- _Material supplied_:
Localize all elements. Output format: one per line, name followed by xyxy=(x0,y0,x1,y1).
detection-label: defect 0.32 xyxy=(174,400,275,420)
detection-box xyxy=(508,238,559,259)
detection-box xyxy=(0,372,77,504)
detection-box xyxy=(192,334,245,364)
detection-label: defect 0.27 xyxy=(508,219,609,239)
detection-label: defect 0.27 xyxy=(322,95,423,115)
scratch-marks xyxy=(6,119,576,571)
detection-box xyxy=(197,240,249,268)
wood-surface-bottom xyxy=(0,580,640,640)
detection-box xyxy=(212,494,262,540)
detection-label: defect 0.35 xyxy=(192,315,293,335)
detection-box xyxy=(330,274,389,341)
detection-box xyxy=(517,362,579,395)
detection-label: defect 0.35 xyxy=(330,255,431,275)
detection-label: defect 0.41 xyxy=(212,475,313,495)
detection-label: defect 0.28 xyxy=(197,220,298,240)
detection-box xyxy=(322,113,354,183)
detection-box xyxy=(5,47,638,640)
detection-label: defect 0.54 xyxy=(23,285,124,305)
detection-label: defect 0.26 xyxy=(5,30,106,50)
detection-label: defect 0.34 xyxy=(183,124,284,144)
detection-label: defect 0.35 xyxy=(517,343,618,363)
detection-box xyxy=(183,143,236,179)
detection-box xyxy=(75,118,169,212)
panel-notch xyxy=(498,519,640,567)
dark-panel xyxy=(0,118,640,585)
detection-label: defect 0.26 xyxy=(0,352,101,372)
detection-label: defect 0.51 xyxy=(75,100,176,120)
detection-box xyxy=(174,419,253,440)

- _What you have to do_: Rewrite the entries above, replacing "defect" with "flaw" everywhere and leaving everything else unchanged.

- _Exercise result_:
Localize all elements. Output format: one per line, name followed by xyxy=(x0,y0,x1,y1).
detection-label: flaw 0.32 xyxy=(174,400,275,420)
detection-box xyxy=(508,238,559,259)
detection-box xyxy=(0,372,77,504)
detection-box xyxy=(192,334,245,364)
detection-label: flaw 0.27 xyxy=(508,219,609,239)
detection-label: flaw 0.27 xyxy=(322,95,423,115)
scratch-marks xyxy=(6,119,576,571)
detection-box xyxy=(197,240,249,268)
wood-surface-bottom xyxy=(0,580,640,640)
detection-box xyxy=(212,494,262,540)
detection-label: flaw 0.35 xyxy=(192,315,293,335)
detection-box xyxy=(330,274,389,341)
detection-box xyxy=(517,362,579,395)
detection-label: flaw 0.35 xyxy=(330,255,431,275)
detection-label: flaw 0.41 xyxy=(212,475,313,495)
detection-label: flaw 0.28 xyxy=(197,220,298,240)
detection-box xyxy=(322,113,354,183)
detection-box xyxy=(5,47,638,640)
detection-label: flaw 0.54 xyxy=(23,285,124,305)
detection-label: flaw 0.26 xyxy=(5,30,106,50)
detection-label: flaw 0.34 xyxy=(183,124,284,144)
detection-label: flaw 0.35 xyxy=(517,343,618,363)
detection-box xyxy=(183,143,236,179)
detection-box xyxy=(75,118,169,212)
panel-notch xyxy=(498,519,640,567)
dark-panel xyxy=(0,118,640,585)
detection-label: flaw 0.26 xyxy=(0,352,101,372)
detection-label: flaw 0.51 xyxy=(75,100,176,120)
detection-box xyxy=(174,419,253,440)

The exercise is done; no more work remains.